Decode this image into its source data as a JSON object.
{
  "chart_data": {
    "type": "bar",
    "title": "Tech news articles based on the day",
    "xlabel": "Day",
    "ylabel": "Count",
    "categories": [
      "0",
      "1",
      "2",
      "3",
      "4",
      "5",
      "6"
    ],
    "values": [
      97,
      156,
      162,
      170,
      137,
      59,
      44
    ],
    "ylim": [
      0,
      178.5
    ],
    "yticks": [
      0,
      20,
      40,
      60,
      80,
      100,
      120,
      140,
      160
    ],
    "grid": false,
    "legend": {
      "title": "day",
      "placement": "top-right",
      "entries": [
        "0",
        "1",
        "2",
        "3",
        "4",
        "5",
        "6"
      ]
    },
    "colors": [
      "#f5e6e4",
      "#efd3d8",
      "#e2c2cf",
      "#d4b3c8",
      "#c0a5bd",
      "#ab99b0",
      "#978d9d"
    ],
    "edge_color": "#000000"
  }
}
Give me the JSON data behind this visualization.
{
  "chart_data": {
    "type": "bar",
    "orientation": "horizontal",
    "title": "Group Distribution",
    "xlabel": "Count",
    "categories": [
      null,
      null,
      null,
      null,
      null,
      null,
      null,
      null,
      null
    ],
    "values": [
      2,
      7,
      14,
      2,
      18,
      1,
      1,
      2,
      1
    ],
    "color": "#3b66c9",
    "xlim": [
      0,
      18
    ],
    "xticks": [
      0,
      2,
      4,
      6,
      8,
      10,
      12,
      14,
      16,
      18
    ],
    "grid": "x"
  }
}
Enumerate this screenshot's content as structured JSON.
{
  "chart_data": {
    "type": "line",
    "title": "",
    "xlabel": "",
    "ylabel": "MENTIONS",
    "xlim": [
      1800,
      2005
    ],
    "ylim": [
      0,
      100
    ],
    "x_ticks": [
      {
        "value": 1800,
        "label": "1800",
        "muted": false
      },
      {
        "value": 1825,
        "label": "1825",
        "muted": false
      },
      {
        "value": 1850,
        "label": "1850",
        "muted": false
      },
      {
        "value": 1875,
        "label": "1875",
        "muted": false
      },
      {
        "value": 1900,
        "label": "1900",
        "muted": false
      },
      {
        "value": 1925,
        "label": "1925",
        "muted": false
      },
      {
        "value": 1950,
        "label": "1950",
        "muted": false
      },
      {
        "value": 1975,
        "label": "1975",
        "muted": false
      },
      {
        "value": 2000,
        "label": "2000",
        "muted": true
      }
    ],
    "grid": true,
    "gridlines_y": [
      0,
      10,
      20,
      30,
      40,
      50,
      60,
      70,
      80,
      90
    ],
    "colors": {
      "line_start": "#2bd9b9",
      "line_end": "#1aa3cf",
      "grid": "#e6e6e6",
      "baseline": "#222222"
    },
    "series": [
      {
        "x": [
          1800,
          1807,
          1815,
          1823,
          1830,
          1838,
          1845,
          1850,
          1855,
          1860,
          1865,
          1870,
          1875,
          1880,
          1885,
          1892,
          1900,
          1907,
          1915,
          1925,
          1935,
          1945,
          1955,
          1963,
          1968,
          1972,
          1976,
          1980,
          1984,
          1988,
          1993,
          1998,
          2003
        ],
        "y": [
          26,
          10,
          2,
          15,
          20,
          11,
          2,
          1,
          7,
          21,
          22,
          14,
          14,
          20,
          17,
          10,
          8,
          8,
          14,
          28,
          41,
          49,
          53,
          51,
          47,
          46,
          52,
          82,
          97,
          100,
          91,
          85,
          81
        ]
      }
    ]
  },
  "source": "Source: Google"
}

★ ★ ★ ★ ★

== Exercise aim ==
Repeat every line of the records above exactly.

== Task result ==
Decode this image into its source data as a JSON object.
{
  "chart_data": {
    "type": "bar",
    "title": "Tech news articles based on the day",
    "xlabel": "Day",
    "ylabel": "Count",
    "categories": [
      "0",
      "1",
      "2",
      "3",
      "4",
      "5",
      "6"
    ],
    "values": [
      97,
      156,
      162,
      170,
      137,
      59,
      44
    ],
    "ylim": [
      0,
      178.5
    ],
    "yticks": [
      0,
      20,
      40,
      60,
      80,
      100,
      120,
      140,
      160
    ],
    "grid": false,
    "legend": {
      "title": "day",
      "placement": "top-right",
      "entries": [
        "0",
        "1",
        "2",
        "3",
        "4",
        "5",
        "6"
      ]
    },
    "colors": [
      "#f5e6e4",
      "#efd3d8",
      "#e2c2cf",
      "#d4b3c8",
      "#c0a5bd",
      "#ab99b0",
      "#978d9d"
    ],
    "edge_color": "#000000"
  }
}
Give me the JSON data behind this visualization.
{
  "chart_data": {
    "type": "bar",
    "orientation": "horizontal",
    "title": "Group Distribution",
    "xlabel": "Count",
    "categories": [
      null,
      null,
      null,
      null,
      null,
      null,
      null,
      null,
      null
    ],
    "values": [
      2,
      7,
      14,
      2,
      18,
      1,
      1,
      2,
      1
    ],
    "color": "#3b66c9",
    "xlim": [
      0,
      18
    ],
    "xticks": [
      0,
      2,
      4,
      6,
      8,
      10,
      12,
      14,
      16,
      18
    ],
    "grid": "x"
  }
}
Enumerate this screenshot's content as structured JSON.
{
  "chart_data": {
    "type": "line",
    "title": "",
    "xlabel": "",
    "ylabel": "MENTIONS",
    "xlim": [
      1800,
      2005
    ],
    "ylim": [
      0,
      100
    ],
    "x_ticks": [
      {
        "value": 1800,
        "label": "1800",
        "muted": false
      },
      {
        "value": 1825,
        "label": "1825",
        "muted": false
      },
      {
        "value": 1850,
        "label": "1850",
        "muted": false
      },
      {
        "value": 1875,
        "label": "1875",
        "muted": false
      },
      {
        "value": 1900,
        "label": "1900",
        "muted": false
      },
      {
        "value": 1925,
        "label": "1925",
        "muted": false
      },
      {
        "value": 1950,
        "label": "1950",
        "muted": false
      },
      {
        "value": 1975,
        "label": "1975",
        "muted": false
      },
      {
        "value": 2000,
        "label": "2000",
        "muted": true
      }
    ],
    "grid": true,
    "gridlines_y": [
      0,
      10,
      20,
      30,
      40,
      50,
      60,
      70,
      80,
      90
    ],
    "colors": {
      "line_start": "#2bd9b9",
      "line_end": "#1aa3cf",
      "grid": "#e6e6e6",
      "baseline": "#222222"
    },
    "series": [
      {
        "x": [
          1800,
          1807,
          1815,
          1823,
          1830,
          1838,
          1845,
          1850,
          1855,
          1860,
          1865,
          1870,
          1875,
          1880,
          1885,
          1892,
          1900,
          1907,
          1915,
          1925,
          1935,
          1945,
          1955,
          1963,
          1968,
          1972,
          1976,
          1980,
          1984,
          1988,
          1993,
          1998,
          2003
        ],
        "y": [
          26,
          10,
          2,
          15,
          20,
          11,
          2,
          1,
          7,
          21,
          22,
          14,
          14,
          20,
          17,
          10,
          8,
          8,
          14,
          28,
          41,
          49,
          53,
          51,
          47,
          46,
          52,
          82,
          97,
          100,
          91,
          85,
          81
        ]
      }
    ]
  },
  "source": "Source: Google"
}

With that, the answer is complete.